Provide the number of lines where the word "this" occurs, and no other text.
==== PROVIDED DATA ====
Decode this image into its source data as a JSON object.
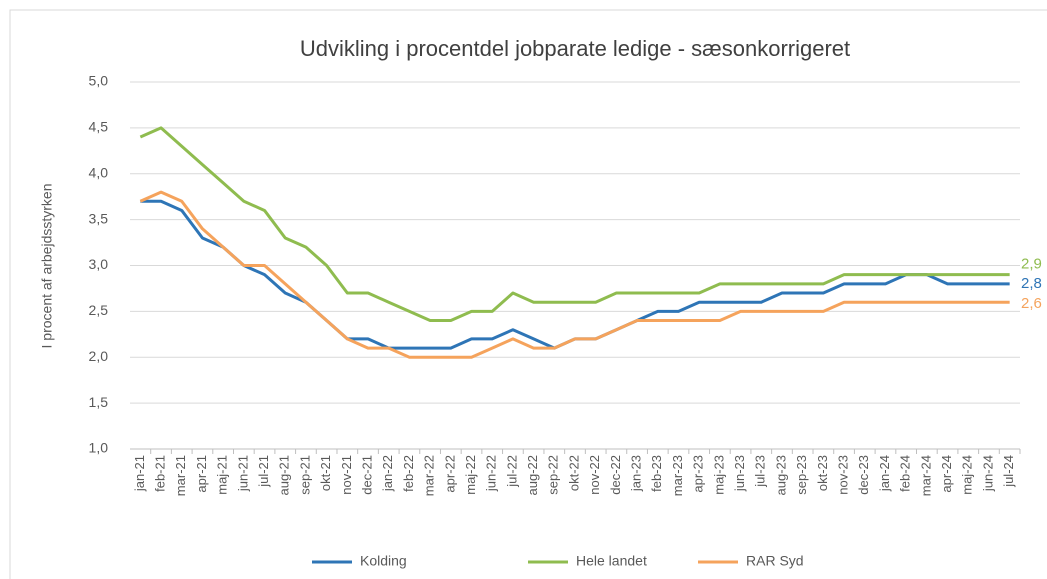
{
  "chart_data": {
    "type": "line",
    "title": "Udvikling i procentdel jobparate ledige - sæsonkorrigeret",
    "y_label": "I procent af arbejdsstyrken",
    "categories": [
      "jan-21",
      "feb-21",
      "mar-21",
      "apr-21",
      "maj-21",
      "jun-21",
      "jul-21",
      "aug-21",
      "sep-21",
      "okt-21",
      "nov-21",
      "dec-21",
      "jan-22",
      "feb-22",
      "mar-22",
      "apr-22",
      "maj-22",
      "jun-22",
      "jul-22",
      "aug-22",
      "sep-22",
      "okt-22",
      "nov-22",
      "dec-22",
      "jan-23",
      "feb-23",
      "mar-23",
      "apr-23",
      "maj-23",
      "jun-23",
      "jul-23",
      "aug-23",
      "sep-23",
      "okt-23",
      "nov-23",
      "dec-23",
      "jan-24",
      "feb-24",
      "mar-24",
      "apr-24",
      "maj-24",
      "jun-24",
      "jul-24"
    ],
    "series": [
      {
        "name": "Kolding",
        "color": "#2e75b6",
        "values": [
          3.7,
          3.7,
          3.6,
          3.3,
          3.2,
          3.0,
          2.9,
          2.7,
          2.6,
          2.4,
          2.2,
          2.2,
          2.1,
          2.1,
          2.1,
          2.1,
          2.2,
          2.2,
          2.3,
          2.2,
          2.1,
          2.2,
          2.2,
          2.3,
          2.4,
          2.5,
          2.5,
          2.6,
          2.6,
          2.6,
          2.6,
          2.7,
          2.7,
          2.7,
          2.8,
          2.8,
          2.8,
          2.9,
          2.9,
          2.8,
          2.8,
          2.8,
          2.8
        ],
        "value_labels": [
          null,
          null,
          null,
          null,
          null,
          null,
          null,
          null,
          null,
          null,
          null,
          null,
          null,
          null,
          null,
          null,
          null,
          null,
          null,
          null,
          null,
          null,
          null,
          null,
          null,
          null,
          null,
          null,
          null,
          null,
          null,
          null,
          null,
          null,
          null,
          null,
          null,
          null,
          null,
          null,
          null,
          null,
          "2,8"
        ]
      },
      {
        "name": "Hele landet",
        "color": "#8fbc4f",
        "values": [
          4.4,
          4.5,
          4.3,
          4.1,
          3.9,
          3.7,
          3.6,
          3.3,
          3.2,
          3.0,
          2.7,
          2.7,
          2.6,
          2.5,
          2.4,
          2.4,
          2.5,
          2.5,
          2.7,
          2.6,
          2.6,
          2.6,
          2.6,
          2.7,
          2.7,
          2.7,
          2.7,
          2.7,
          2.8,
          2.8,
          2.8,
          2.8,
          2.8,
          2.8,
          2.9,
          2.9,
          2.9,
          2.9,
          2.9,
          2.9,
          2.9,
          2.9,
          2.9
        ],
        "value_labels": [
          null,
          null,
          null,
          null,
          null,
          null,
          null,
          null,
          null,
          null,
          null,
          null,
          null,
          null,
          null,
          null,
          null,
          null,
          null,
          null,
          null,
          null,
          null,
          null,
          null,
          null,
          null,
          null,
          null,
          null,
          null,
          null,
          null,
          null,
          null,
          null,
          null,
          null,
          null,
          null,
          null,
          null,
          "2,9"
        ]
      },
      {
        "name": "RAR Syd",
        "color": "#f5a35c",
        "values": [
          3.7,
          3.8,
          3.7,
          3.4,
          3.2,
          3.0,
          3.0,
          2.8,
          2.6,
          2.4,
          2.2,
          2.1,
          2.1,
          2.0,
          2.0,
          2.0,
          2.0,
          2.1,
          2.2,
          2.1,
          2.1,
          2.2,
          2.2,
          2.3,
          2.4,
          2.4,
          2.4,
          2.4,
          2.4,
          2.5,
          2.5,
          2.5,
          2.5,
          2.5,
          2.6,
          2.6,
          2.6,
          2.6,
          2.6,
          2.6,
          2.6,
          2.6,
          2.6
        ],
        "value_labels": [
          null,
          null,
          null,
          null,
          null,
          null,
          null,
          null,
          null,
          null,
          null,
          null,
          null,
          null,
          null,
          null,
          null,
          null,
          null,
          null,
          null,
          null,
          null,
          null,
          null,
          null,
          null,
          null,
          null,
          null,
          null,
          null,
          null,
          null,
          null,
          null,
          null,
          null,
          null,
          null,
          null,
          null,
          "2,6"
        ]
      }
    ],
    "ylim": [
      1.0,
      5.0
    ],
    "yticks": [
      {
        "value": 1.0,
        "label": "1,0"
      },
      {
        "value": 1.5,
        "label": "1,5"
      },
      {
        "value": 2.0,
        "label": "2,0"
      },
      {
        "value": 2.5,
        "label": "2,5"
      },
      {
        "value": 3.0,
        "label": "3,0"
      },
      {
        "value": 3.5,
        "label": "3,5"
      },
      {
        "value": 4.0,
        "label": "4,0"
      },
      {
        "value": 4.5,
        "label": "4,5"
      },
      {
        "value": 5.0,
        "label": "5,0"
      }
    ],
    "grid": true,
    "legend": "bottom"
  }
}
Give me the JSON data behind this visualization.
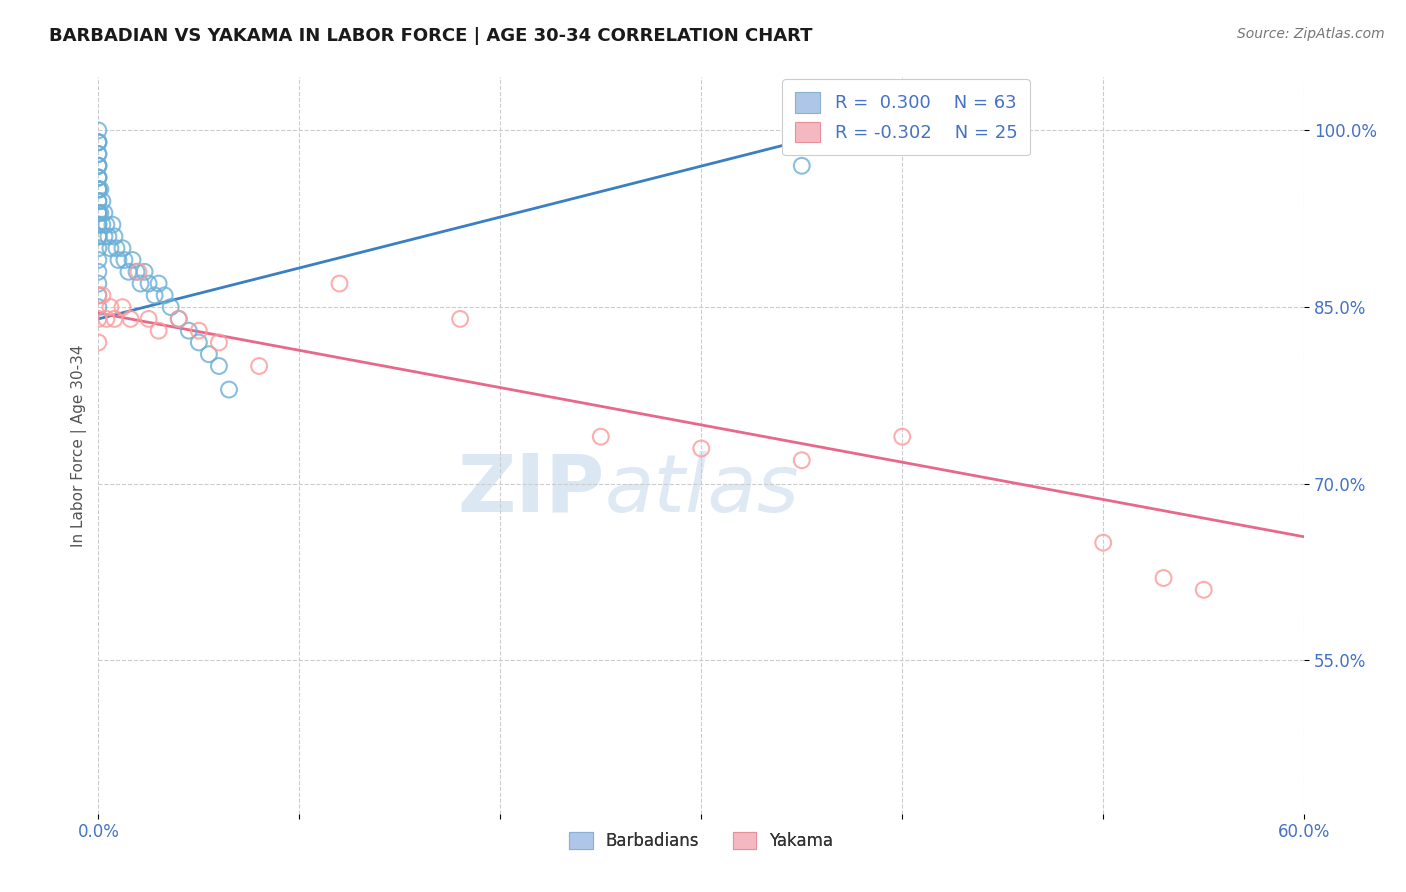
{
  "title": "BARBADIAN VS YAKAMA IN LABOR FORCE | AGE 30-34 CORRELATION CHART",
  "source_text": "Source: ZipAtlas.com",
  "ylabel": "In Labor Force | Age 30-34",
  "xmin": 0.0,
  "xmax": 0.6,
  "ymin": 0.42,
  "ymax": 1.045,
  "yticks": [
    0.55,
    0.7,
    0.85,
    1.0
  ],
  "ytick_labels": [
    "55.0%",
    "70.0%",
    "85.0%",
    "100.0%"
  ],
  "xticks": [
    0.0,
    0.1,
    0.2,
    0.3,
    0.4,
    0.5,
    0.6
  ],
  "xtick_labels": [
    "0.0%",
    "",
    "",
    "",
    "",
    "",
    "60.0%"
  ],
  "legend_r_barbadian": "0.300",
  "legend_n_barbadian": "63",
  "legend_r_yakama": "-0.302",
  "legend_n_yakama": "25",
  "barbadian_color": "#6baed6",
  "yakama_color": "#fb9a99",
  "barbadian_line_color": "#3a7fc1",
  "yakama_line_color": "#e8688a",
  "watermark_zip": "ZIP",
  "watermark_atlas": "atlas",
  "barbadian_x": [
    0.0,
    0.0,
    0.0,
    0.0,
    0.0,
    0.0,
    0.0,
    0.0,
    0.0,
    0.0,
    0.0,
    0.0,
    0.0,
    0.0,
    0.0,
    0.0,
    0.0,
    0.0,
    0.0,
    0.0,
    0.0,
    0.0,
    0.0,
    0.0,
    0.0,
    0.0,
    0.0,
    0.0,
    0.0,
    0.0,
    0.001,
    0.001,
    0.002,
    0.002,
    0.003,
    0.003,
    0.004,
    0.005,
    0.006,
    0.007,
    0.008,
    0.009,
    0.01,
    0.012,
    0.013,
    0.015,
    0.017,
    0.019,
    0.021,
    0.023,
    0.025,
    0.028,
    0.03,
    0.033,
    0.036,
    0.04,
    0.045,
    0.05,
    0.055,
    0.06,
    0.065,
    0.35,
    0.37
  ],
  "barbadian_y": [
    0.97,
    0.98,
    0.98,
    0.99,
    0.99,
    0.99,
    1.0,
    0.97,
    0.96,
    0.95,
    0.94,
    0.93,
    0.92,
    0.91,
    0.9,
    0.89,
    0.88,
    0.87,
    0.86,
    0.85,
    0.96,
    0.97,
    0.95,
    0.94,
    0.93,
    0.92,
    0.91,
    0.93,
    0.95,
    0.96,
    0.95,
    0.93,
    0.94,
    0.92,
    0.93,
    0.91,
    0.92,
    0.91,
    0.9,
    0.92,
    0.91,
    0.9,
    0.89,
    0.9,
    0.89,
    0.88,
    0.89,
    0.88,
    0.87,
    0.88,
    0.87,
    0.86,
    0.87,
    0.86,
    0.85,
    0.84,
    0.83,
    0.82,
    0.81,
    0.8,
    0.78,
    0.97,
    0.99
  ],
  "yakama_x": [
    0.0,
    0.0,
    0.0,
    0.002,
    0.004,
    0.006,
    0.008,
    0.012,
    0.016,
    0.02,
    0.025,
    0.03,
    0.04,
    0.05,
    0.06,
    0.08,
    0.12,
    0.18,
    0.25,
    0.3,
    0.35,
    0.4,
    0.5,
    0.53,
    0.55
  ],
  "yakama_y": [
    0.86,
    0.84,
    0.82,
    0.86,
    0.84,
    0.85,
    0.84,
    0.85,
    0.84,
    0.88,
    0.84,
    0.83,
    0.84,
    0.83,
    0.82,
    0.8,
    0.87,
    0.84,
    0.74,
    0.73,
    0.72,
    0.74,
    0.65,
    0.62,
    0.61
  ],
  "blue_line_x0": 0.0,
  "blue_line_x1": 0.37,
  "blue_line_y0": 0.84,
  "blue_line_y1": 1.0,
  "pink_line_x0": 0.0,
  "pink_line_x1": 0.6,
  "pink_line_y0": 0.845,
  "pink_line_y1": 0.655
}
====
==== PROVIDED DATA ====
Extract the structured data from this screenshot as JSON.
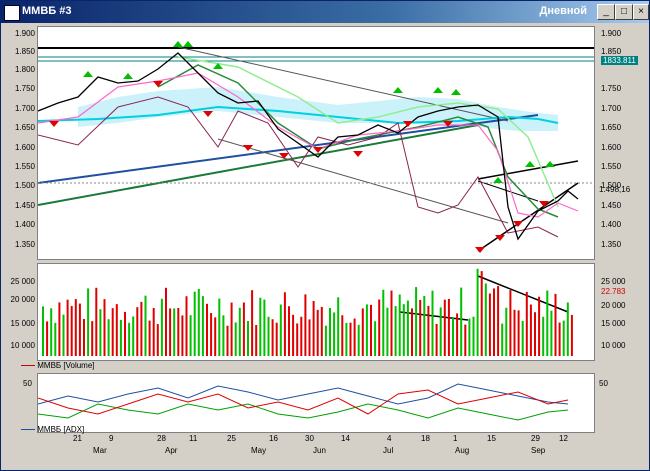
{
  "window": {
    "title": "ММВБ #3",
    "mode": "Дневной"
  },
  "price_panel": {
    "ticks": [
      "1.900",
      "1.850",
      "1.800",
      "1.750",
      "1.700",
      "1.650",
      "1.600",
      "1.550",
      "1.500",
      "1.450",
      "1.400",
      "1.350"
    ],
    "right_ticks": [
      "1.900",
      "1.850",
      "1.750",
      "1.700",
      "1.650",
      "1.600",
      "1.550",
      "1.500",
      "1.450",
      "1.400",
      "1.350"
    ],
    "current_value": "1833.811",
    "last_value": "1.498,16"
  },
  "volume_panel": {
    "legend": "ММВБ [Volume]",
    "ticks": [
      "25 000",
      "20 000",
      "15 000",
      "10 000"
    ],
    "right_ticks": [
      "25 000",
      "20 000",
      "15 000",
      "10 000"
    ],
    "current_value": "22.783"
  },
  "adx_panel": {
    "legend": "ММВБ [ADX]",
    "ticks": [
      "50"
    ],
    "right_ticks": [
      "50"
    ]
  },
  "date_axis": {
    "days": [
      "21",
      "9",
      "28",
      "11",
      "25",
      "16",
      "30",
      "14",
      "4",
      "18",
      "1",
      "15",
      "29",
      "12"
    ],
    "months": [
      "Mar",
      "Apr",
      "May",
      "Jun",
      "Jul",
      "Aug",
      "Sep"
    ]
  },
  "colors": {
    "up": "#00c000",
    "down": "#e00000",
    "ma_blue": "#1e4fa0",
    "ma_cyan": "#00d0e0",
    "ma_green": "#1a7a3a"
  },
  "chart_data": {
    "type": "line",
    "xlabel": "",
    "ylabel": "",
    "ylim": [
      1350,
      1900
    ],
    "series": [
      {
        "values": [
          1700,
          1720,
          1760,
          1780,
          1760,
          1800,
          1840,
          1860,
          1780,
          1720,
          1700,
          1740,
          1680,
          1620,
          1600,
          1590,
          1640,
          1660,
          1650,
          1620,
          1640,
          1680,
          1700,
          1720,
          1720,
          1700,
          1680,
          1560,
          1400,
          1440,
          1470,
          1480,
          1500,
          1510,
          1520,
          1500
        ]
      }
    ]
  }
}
====
==== PROVIDED DATA ====
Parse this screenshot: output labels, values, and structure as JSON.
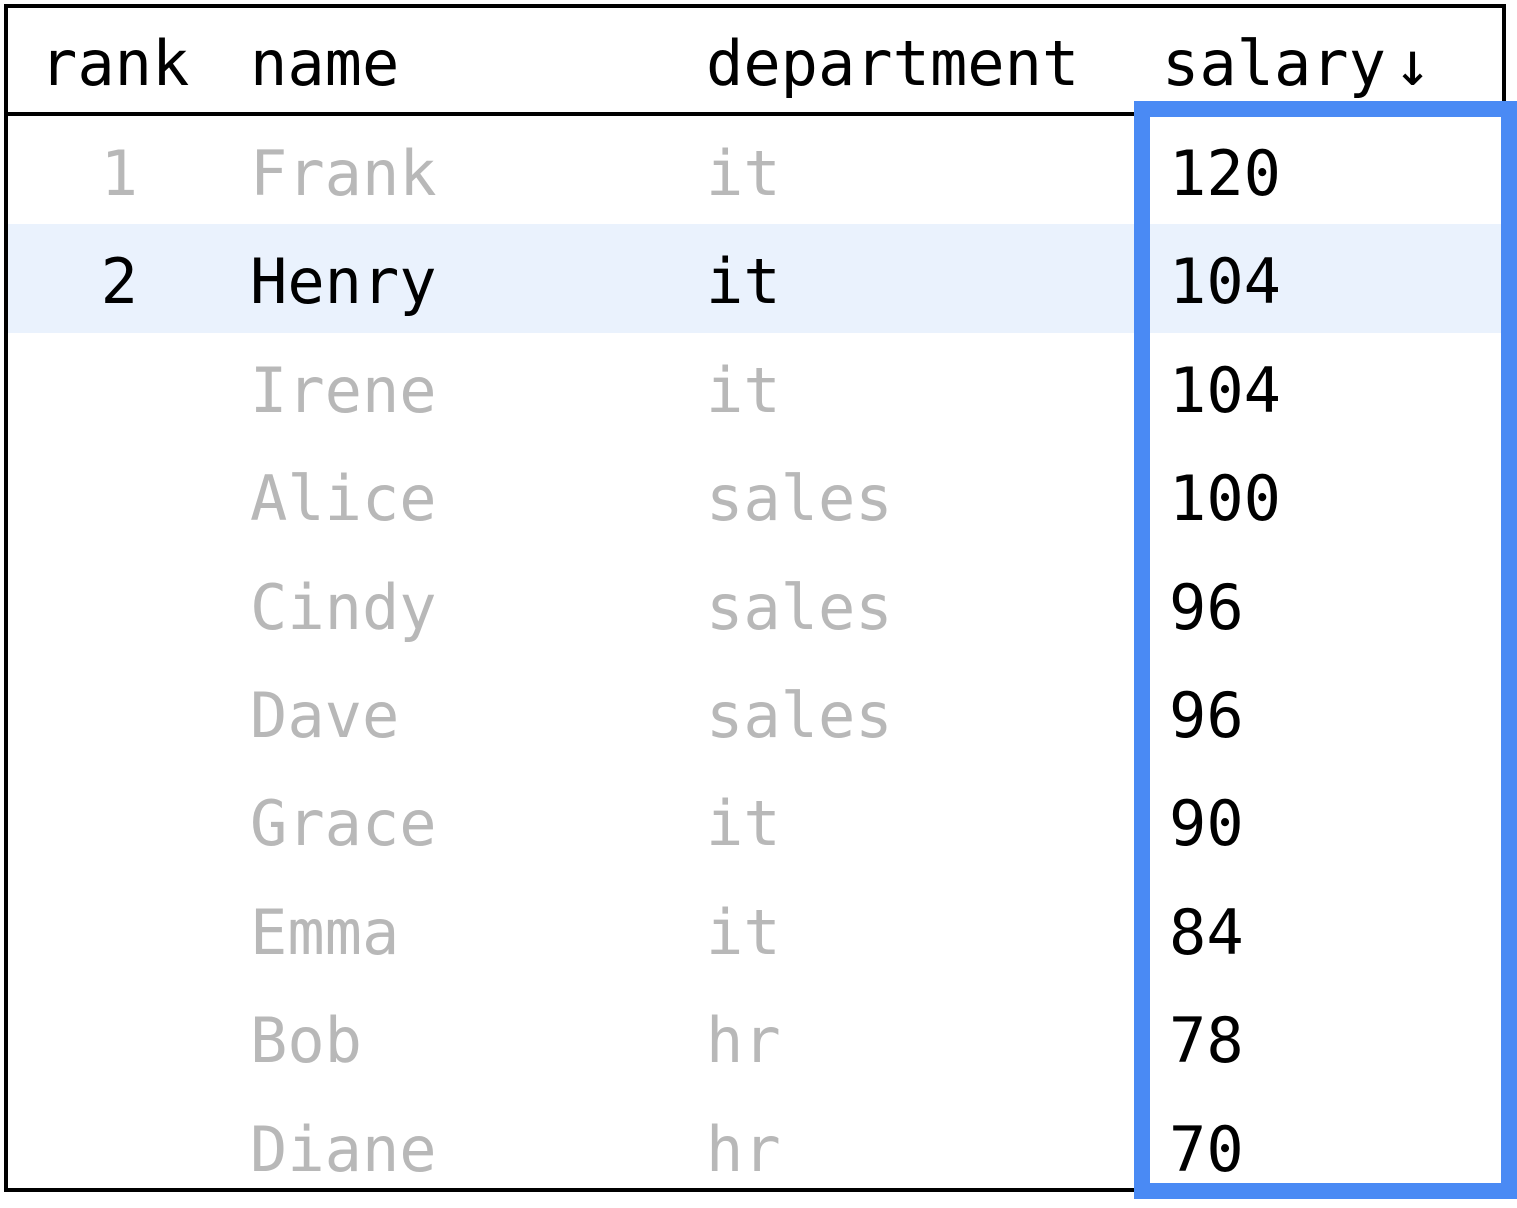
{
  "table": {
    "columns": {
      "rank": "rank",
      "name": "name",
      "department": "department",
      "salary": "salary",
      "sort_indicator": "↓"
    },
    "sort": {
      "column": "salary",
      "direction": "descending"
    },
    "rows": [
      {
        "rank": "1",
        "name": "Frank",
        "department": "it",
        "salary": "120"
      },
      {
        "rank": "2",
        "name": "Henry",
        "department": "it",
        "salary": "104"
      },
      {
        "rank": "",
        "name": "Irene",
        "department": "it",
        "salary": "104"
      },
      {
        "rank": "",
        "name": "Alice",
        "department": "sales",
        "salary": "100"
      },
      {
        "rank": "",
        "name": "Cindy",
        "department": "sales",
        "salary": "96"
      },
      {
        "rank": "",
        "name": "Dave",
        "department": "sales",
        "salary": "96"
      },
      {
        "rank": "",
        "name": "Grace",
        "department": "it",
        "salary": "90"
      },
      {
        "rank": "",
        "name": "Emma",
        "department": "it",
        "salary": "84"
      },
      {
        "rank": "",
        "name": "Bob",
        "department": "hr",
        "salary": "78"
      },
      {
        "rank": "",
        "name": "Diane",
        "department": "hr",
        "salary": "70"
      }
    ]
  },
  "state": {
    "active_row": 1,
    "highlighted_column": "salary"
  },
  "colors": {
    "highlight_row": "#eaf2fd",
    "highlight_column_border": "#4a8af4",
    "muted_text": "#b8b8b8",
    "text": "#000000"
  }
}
====
● **ANSWER**: 4